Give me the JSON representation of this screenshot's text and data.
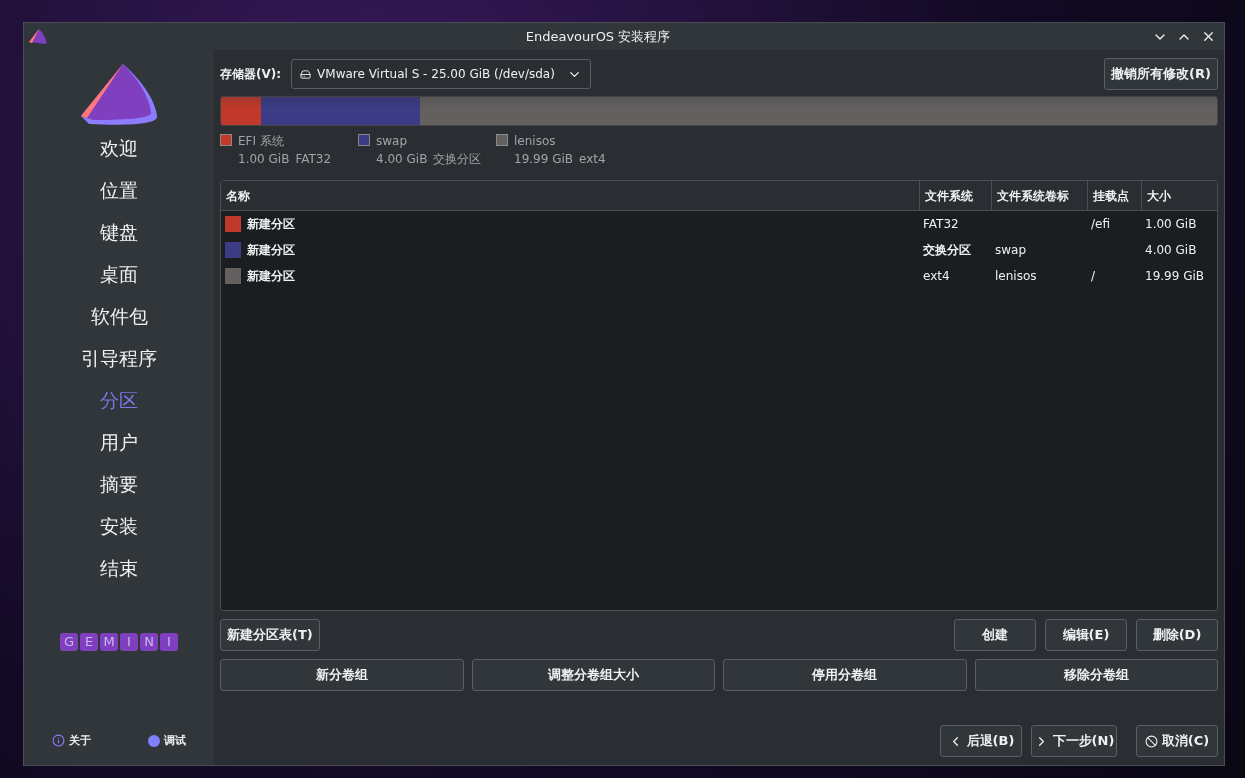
{
  "window": {
    "title": "EndeavourOS 安装程序"
  },
  "sidebar": {
    "items": [
      {
        "label": "欢迎",
        "selected": false
      },
      {
        "label": "位置",
        "selected": false
      },
      {
        "label": "键盘",
        "selected": false
      },
      {
        "label": "桌面",
        "selected": false
      },
      {
        "label": "软件包",
        "selected": false
      },
      {
        "label": "引导程序",
        "selected": false
      },
      {
        "label": "分区",
        "selected": true
      },
      {
        "label": "用户",
        "selected": false
      },
      {
        "label": "摘要",
        "selected": false
      },
      {
        "label": "安装",
        "selected": false
      },
      {
        "label": "结束",
        "selected": false
      }
    ],
    "brand": [
      "G",
      "E",
      "M",
      "I",
      "N",
      "I"
    ],
    "about": "关于",
    "debug": "调试"
  },
  "storage": {
    "label": "存储器(V):",
    "device": "VMware Virtual S - 25.00 GiB (/dev/sda)",
    "revert_button": "撤销所有修改(R)"
  },
  "partitions": [
    {
      "name": "EFI 系统",
      "size": "1.00 GiB",
      "fs": "FAT32",
      "level": 0.04,
      "color": "#c0392b"
    },
    {
      "name": "swap",
      "size": "4.00 GiB",
      "fs": "交换分区",
      "level": 0.16,
      "color": "#3b3b86"
    },
    {
      "name": "lenisos",
      "size": "19.99 GiB",
      "fs": "ext4",
      "level": 0.8,
      "color": "#646060"
    }
  ],
  "table": {
    "columns": [
      "名称",
      "文件系统",
      "文件系统卷标",
      "挂载点",
      "大小"
    ],
    "rows": [
      {
        "name": "新建分区",
        "color": "#c0392b",
        "filesystem": "FAT32",
        "filesystem_bold": false,
        "mount": "/efi",
        "size": "1.00 GiB"
      },
      {
        "name": "新建分区",
        "color": "#3b3b86",
        "filesystem": "交换分区",
        "filesystem_bold": true,
        "label": "swap",
        "size": "4.00 GiB"
      },
      {
        "name": "新建分区",
        "color": "#646060",
        "filesystem": "ext4",
        "filesystem_bold": false,
        "label": "lenisos",
        "mount": "/",
        "size": "19.99 GiB"
      }
    ]
  },
  "actions": {
    "new_table": "新建分区表(T)",
    "right": [
      "创建",
      "编辑(E)",
      "删除(D)"
    ],
    "volume_groups": [
      "新分卷组",
      "调整分卷组大小",
      "停用分卷组",
      "移除分卷组"
    ]
  },
  "nav": {
    "back": "后退(B)",
    "next": "下一步(N)",
    "cancel": "取消(C)"
  }
}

:::

### INSTRUCTIONS TO FOLLOW
Give an exact reproduction of every line, leaving out any picture.

### RESPONSE TO THE TASK
Give me the JSON representation of this screenshot's text and data.
{
  "window": {
    "title": "EndeavourOS 安装程序"
  },
  "sidebar": {
    "items": [
      {
        "label": "欢迎",
        "selected": false
      },
      {
        "label": "位置",
        "selected": false
      },
      {
        "label": "键盘",
        "selected": false
      },
      {
        "label": "桌面",
        "selected": false
      },
      {
        "label": "软件包",
        "selected": false
      },
      {
        "label": "引导程序",
        "selected": false
      },
      {
        "label": "分区",
        "selected": true
      },
      {
        "label": "用户",
        "selected": false
      },
      {
        "label": "摘要",
        "selected": false
      },
      {
        "label": "安装",
        "selected": false
      },
      {
        "label": "结束",
        "selected": false
      }
    ],
    "brand": [
      "G",
      "E",
      "M",
      "I",
      "N",
      "I"
    ],
    "about": "关于",
    "debug": "调试"
  },
  "storage": {
    "label": "存储器(V):",
    "device": "VMware Virtual S - 25.00 GiB (/dev/sda)",
    "revert_button": "撤销所有修改(R)"
  },
  "partitions": [
    {
      "name": "EFI 系统",
      "size": "1.00 GiB",
      "fs": "FAT32",
      "level": 0.04,
      "color": "#c0392b"
    },
    {
      "name": "swap",
      "size": "4.00 GiB",
      "fs": "交换分区",
      "level": 0.16,
      "color": "#3b3b86"
    },
    {
      "name": "lenisos",
      "size": "19.99 GiB",
      "fs": "ext4",
      "level": 0.8,
      "color": "#646060"
    }
  ],
  "table": {
    "columns": [
      "名称",
      "文件系统",
      "文件系统卷标",
      "挂载点",
      "大小"
    ],
    "rows": [
      {
        "name": "新建分区",
        "color": "#c0392b",
        "filesystem": "FAT32",
        "filesystem_bold": false,
        "mount": "/efi",
        "size": "1.00 GiB"
      },
      {
        "name": "新建分区",
        "color": "#3b3b86",
        "filesystem": "交换分区",
        "filesystem_bold": true,
        "label": "swap",
        "size": "4.00 GiB"
      },
      {
        "name": "新建分区",
        "color": "#646060",
        "filesystem": "ext4",
        "filesystem_bold": false,
        "label": "lenisos",
        "mount": "/",
        "size": "19.99 GiB"
      }
    ]
  },
  "actions": {
    "new_table": "新建分区表(T)",
    "right": [
      "创建",
      "编辑(E)",
      "删除(D)"
    ],
    "volume_groups": [
      "新分卷组",
      "调整分卷组大小",
      "停用分卷组",
      "移除分卷组"
    ]
  },
  "nav": {
    "back": "后退(B)",
    "next": "下一步(N)",
    "cancel": "取消(C)"
  }
}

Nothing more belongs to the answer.